**The exercise:** Where a line of the material contains the string "object", copy that line.

****************

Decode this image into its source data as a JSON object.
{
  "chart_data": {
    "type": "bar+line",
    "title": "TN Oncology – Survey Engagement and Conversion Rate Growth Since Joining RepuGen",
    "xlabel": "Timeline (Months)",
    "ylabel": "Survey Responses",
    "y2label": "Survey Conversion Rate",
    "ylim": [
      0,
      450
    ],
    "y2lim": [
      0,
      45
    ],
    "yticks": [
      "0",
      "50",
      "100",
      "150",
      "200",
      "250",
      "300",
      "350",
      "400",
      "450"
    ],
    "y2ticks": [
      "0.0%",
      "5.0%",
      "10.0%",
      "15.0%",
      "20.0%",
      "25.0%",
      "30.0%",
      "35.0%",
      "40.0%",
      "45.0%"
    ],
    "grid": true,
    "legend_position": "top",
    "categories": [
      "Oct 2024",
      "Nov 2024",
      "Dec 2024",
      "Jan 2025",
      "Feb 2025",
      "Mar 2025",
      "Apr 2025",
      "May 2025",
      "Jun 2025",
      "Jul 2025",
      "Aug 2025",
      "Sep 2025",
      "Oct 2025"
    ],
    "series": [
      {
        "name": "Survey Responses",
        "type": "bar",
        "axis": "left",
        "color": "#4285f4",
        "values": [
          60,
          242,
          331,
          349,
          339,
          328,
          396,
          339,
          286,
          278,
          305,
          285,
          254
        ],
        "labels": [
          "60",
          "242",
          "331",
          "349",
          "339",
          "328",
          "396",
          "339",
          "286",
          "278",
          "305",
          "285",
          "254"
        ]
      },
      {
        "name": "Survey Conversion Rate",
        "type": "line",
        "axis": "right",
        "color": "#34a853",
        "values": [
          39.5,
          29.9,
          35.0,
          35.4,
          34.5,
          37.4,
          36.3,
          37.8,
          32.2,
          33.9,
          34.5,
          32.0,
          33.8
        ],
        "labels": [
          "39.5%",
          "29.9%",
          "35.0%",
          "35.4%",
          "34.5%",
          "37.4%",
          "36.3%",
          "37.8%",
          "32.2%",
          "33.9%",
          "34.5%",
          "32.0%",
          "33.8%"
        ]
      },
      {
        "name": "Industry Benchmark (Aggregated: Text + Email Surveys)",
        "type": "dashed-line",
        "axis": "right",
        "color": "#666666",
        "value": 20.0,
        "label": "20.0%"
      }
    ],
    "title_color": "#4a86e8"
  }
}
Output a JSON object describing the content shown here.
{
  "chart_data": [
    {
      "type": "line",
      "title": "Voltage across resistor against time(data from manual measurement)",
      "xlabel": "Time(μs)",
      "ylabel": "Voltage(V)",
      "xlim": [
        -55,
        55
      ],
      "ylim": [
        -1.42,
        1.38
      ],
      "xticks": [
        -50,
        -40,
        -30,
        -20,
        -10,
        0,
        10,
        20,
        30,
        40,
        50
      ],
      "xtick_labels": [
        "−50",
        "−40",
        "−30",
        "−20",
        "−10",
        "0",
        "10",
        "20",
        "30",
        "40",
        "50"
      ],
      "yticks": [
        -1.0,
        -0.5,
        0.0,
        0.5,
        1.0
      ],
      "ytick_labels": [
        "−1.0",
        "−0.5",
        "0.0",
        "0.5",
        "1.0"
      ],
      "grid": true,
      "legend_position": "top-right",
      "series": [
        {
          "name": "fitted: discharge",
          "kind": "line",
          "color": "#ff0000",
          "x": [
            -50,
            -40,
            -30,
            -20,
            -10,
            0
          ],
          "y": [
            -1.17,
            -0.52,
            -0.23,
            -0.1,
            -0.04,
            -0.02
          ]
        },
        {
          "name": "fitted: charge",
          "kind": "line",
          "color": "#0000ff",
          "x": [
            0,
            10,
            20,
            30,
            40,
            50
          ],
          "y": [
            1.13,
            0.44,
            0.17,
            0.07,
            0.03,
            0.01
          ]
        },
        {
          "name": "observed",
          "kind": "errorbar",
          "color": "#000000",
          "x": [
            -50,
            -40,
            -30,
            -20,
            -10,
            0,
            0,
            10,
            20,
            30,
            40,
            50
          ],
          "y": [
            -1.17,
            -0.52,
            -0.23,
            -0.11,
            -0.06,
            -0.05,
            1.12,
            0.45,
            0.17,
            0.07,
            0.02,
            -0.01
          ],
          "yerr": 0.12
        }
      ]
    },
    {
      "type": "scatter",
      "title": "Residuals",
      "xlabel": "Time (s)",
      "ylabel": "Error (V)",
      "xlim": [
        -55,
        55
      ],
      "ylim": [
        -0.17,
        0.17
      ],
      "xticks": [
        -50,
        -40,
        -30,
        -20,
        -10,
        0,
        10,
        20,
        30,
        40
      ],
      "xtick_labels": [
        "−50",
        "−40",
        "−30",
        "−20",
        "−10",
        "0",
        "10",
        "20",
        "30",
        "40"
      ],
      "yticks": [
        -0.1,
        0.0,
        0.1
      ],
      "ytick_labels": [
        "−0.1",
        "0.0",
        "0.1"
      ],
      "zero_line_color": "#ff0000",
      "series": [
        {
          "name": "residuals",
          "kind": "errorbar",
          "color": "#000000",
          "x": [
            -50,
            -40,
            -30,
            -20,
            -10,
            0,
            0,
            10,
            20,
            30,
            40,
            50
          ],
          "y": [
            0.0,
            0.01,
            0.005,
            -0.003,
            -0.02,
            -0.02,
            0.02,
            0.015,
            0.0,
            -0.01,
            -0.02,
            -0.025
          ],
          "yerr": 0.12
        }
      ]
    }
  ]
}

****************

**Reply:**
Decode this image into its source data as a JSON object.
Output a JSON object describing the content shown here.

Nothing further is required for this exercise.